_Instructions for the task_. Your task is to copy each line of the records that includes the string "Genesis".

_Records supplied_.
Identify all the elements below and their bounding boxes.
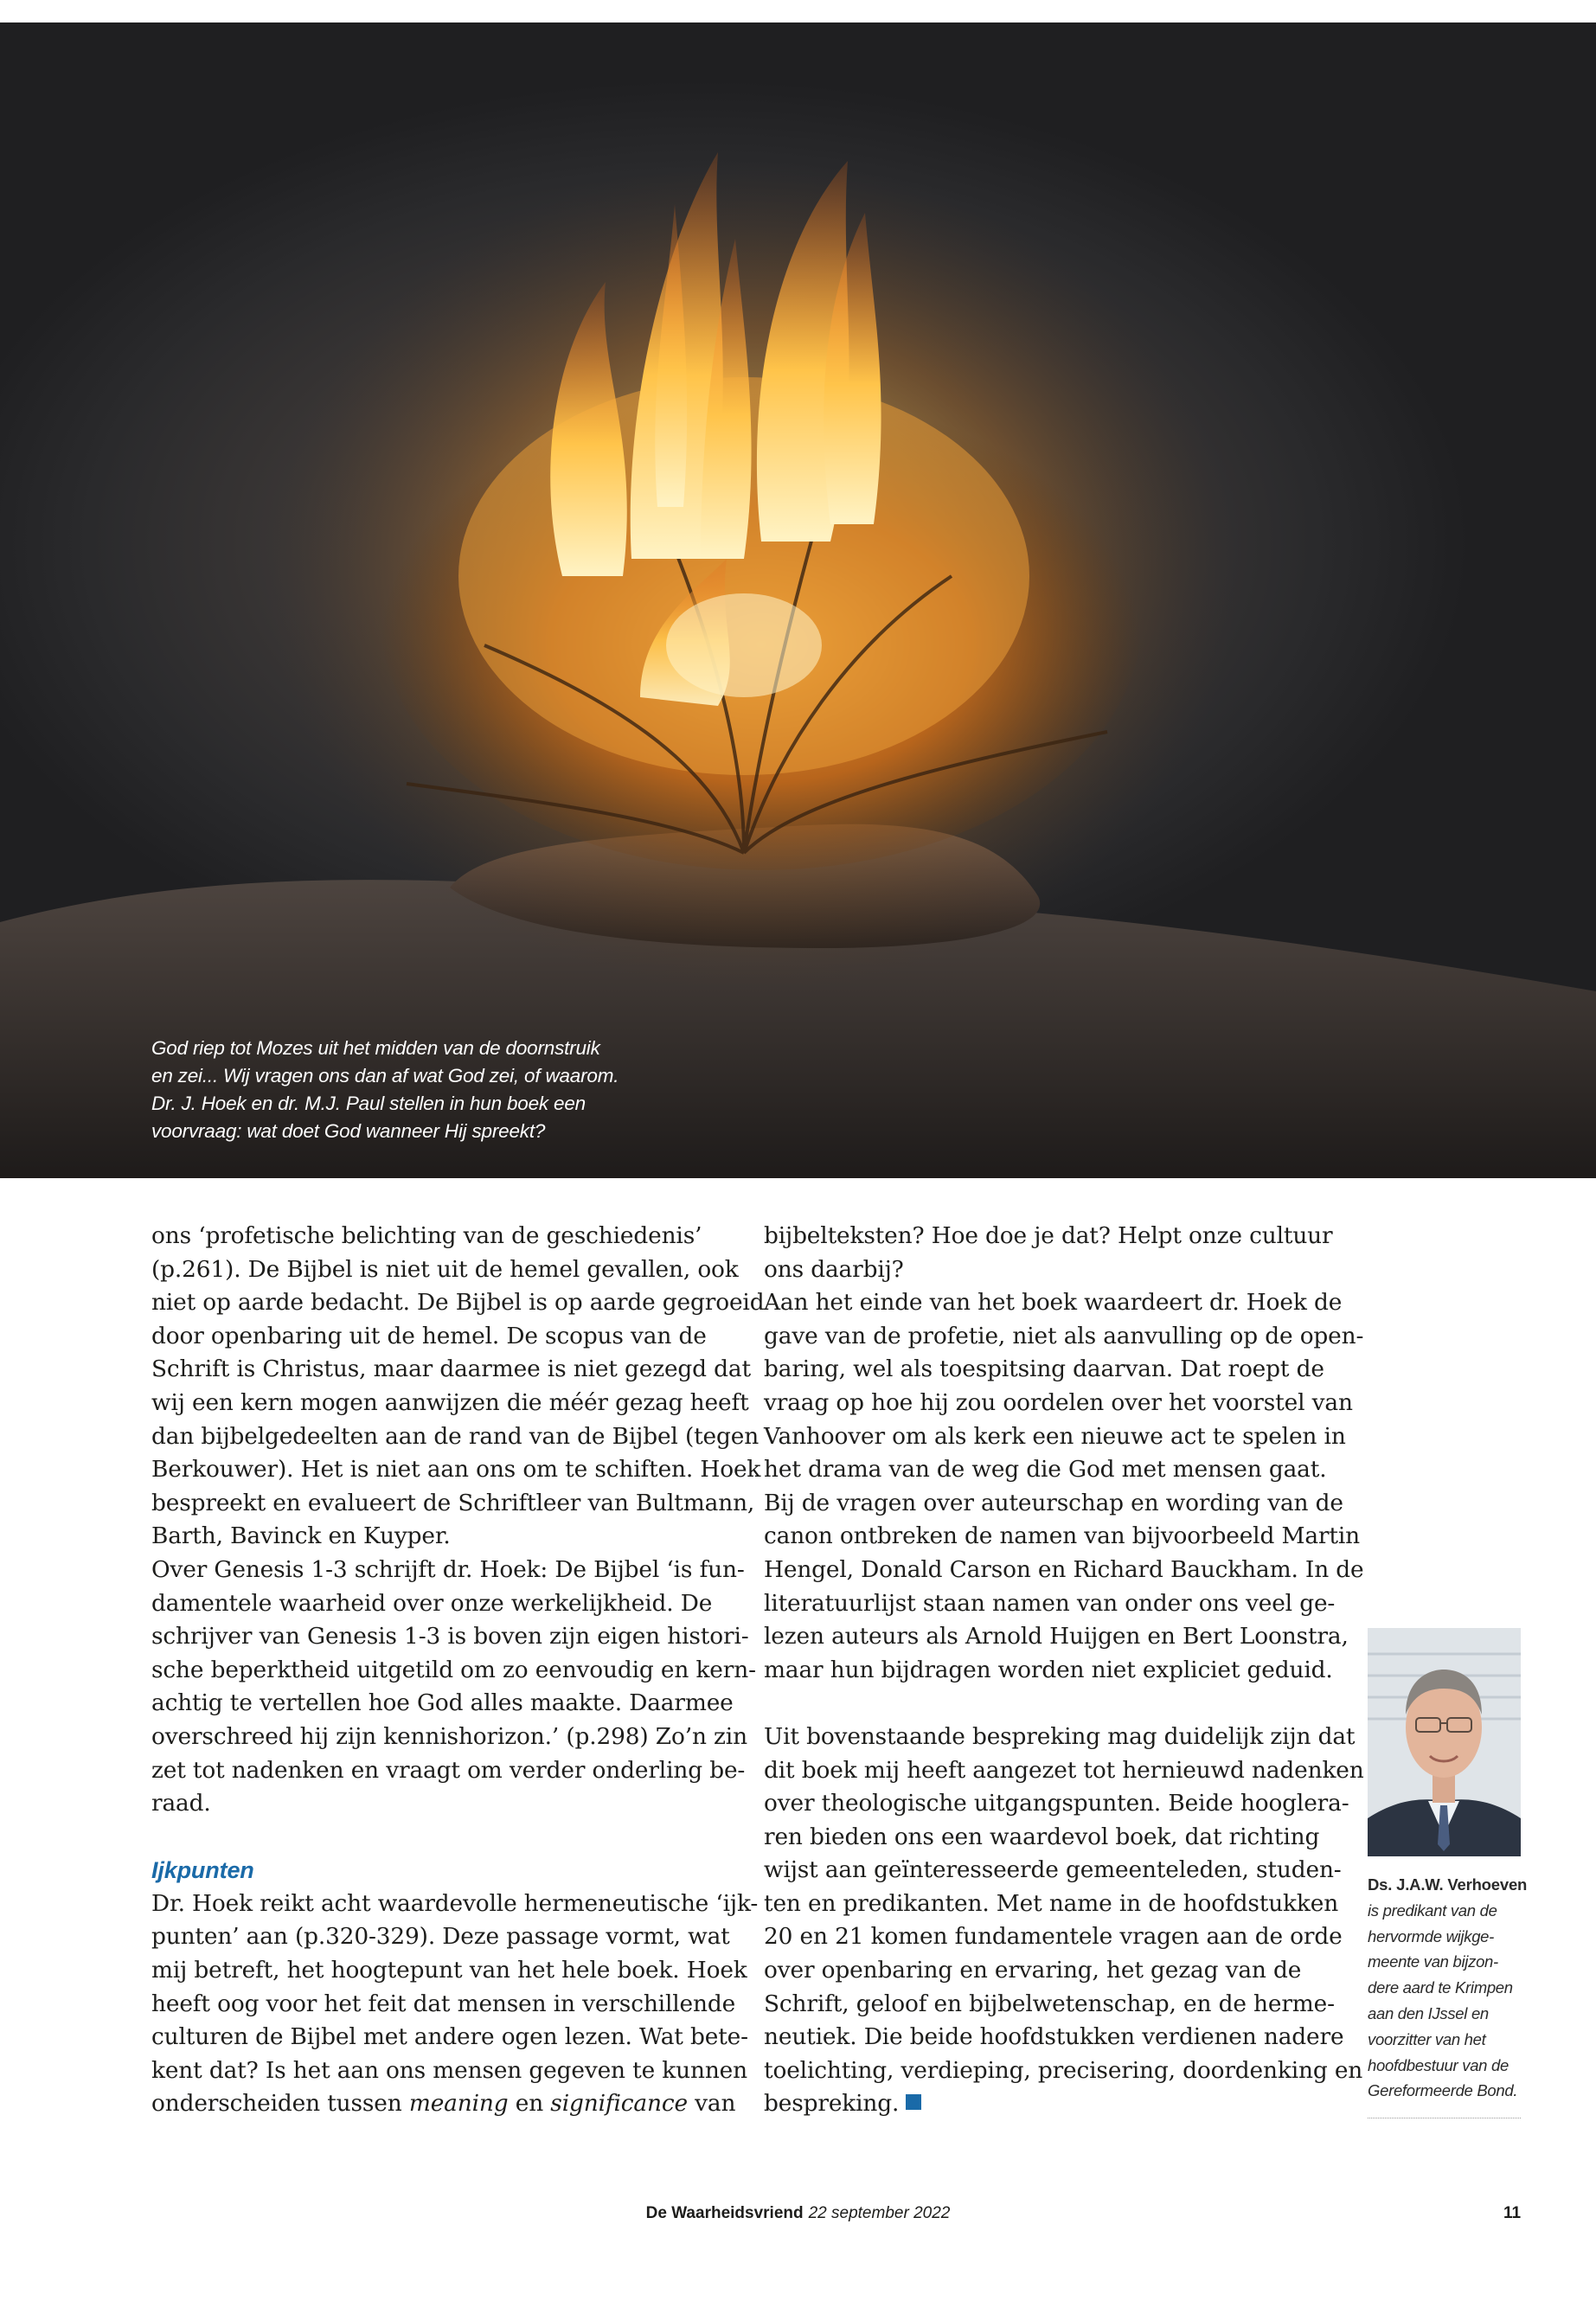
caption-line: Dr. J. Hoek en dr. M.J. Paul stellen in hun boek een — [151, 1093, 586, 1114]
text-line: dit boek mij heeft aangezet tot hernieuwd nadenken — [764, 1756, 1364, 1784]
author-portrait — [1368, 1628, 1521, 1856]
photo-caption — [151, 1035, 636, 1145]
text-line: Hengel, Donald Carson en Richard Bauckham. In de — [764, 1555, 1364, 1583]
text-line: over openbaring en ervaring, het gezag van de — [764, 1957, 1302, 1984]
text-line: culturen de Bijbel met andere ogen lezen. Wat bete- — [151, 2023, 748, 2051]
text-line: bijbelteksten? Hoe doe je dat? Helpt onze cultuur — [764, 1222, 1333, 1249]
text-line: niet op aarde bedacht. De Bijbel is op aarde gegroeid — [151, 1289, 765, 1317]
author-name: Ds. J.A.W. Verhoeven — [1368, 1875, 1528, 1894]
text-line: ons ‘profetische belichting van de geschiedenis’ — [151, 1222, 702, 1249]
text-line: mij betreft, het hoogtepunt van het hele boek. Hoek — [151, 1957, 747, 1984]
bio-line: hervormde wijkge- — [1368, 1926, 1495, 1945]
text-line: bespreekt en evalueert de Schriftleer van Bultmann, — [151, 1489, 755, 1516]
bio-line: meente van bijzon- — [1368, 1952, 1498, 1971]
text-line: Schrift is Christus, maar daarmee is niet gezegd dat — [151, 1356, 751, 1383]
text-line: baring, wel als toespitsing daarvan. Dat roept de — [764, 1356, 1324, 1383]
text-line: Schrift, geloof en bijbelwetenschap, en de herme- — [764, 1990, 1335, 2017]
term-meaning: meaning — [408, 2090, 509, 2118]
paragraph-gap — [151, 1821, 722, 1855]
text-line: Dr. Hoek reikt acht waardevolle hermeneutische ‘ijk- — [151, 1889, 759, 1917]
bio-line: Gereformeerde Bond. — [1368, 2081, 1518, 2100]
text-line: maar hun bijdragen worden niet expliciet geduid. — [764, 1656, 1333, 1683]
text-line: canon ontbreken de namen van bijvoorbeeld Martin — [764, 1522, 1360, 1550]
text-line: wijst aan geïnteresseerde gemeenteleden, studen- — [764, 1856, 1342, 1884]
text-line: zet tot nadenken en vraagt om verder onderling be- — [151, 1756, 746, 1784]
text-line: achtig te vertellen hoe God alles maakte. Daarmee — [151, 1689, 734, 1717]
caption-line: en zei... Wij vragen ons dan af wat God zei, of waarom. — [151, 1065, 619, 1086]
text-line: vraag op hoe hij zou oordelen over het voorstel van — [764, 1388, 1353, 1416]
text-line: door openbaring uit de hemel. De scopus van de — [151, 1322, 707, 1349]
page-number: 11 — [1503, 2204, 1522, 2222]
text-line: ren bieden ons een waardevol boek, dat richting — [764, 1823, 1320, 1850]
bio-line: aan den IJssel en — [1368, 2003, 1489, 2022]
text-line: ten en predikanten. Met name in de hoofdstukken — [764, 1889, 1339, 1917]
text-run: bespreking. — [764, 2090, 900, 2118]
paragraph-gap — [764, 1687, 1335, 1721]
text-line: neutiek. Die beide hoofdstukken verdienen nadere — [764, 2023, 1344, 2051]
text-line: ons daarbij? — [764, 1255, 904, 1283]
text-line: Uit bovenstaande bespreking mag duidelijk zijn dat — [764, 1722, 1356, 1750]
text-run: en — [508, 2090, 551, 2118]
text-line: (p.261). De Bijbel is niet uit de hemel gevallen, ook — [151, 1255, 739, 1283]
text-line: 20 en 21 komen fundamentele vragen aan de orde — [764, 1923, 1343, 1951]
text-line: schrijver van Genesis 1-3 is boven zijn eigen histori- — [151, 1623, 749, 1650]
text-run: onderscheiden tussen — [151, 2090, 409, 2118]
end-of-article-mark — [906, 2094, 921, 2110]
text-line: Barth, Bavinck en Kuyper. — [151, 1522, 451, 1550]
text-line: over theologische uitgangspunten. Beide hooglera- — [764, 1790, 1349, 1817]
text-run: van — [687, 2090, 736, 2118]
text-line: heeft oog voor het feit dat mensen in verschillende — [151, 1990, 736, 2017]
text-line: overschreed hij zijn kennishorizon.’ (p.298) Zo’n zin — [151, 1722, 747, 1750]
article-column-right — [764, 1220, 1364, 2121]
burning-bush-illustration — [0, 22, 1596, 1178]
footer-credit — [0, 2204, 1596, 2223]
text-line: punten’ aan (p.320-329). Deze passage vormt, wat — [151, 1923, 730, 1951]
text-line: literatuurlijst staan namen van onder ons veel ge- — [764, 1589, 1336, 1617]
bio-line: voorzitter van het — [1368, 2029, 1486, 2048]
text-line: Over Genesis 1-3 schrijft dr. Hoek: De Bijbel ‘is fun- — [151, 1555, 745, 1583]
author-bio — [1368, 1872, 1541, 2104]
caption-line: voorvraag: wat doet God wanneer Hij spreekt? — [151, 1120, 546, 1142]
text-line: damentele waarheid over onze werkelijkheid. De — [151, 1589, 713, 1617]
text-line: Berkouwer). Het is niet aan ons om te schiften. Hoek — [151, 1456, 761, 1484]
bio-line: hoofdbestuur van de — [1368, 2055, 1509, 2074]
bio-line: dere aard te Krimpen — [1368, 1978, 1513, 1997]
text-line: gave van de profetie, niet als aanvulling op de open- — [764, 1322, 1364, 1349]
article-column-left — [151, 1220, 765, 2121]
issue-date: 22 september 2022 — [808, 2204, 951, 2222]
text-line: kent dat? Is het aan ons mensen gegeven te kunnen — [151, 2056, 747, 2084]
bio-line: is predikant van de — [1368, 1900, 1497, 1920]
text-line-last — [764, 2087, 1335, 2121]
text-line: Vanhoover om als kerk een nieuwe act te spelen in — [764, 1422, 1346, 1450]
text-line: toelichting, verdieping, precisering, doordenking en — [764, 2056, 1363, 2084]
author-portrait-icon — [1368, 1628, 1521, 1856]
text-line: wij een kern mogen aanwijzen die méér gezag heeft — [151, 1388, 749, 1416]
text-line: Bij de vragen over auteurschap en wording van de — [764, 1489, 1343, 1516]
text-line: het drama van de weg die God met mensen gaat. — [764, 1456, 1327, 1484]
text-line: dan bijbelgedeelten aan de rand van de Bijbel (tegen — [151, 1422, 760, 1450]
text-line: raad. — [151, 1790, 211, 1817]
text-line: sche beperktheid uitgetild om zo eenvoudig en kern- — [151, 1656, 756, 1683]
section-subheading: Ijkpunten — [151, 1857, 254, 1884]
text-line: Aan het einde van het boek waardeert dr. Hoek de — [764, 1289, 1343, 1317]
hero-photo — [0, 22, 1596, 1178]
text-line-last — [151, 2087, 736, 2121]
term-significance: significance — [550, 2090, 688, 2118]
text-line: lezen auteurs als Arnold Huijgen en Bert Loonstra, — [764, 1623, 1349, 1650]
caption-line: God riep tot Mozes uit het midden van de doornstruik — [151, 1037, 600, 1059]
magazine-name: De Waarheidsvriend — [645, 2204, 804, 2222]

_Response area_.
text-line: schrijver van Genesis 1-3 is boven zijn eigen histori- — [151, 1623, 749, 1650]
text-line: Over Genesis 1-3 schrijft dr. Hoek: De Bijbel ‘is fun- — [151, 1555, 745, 1583]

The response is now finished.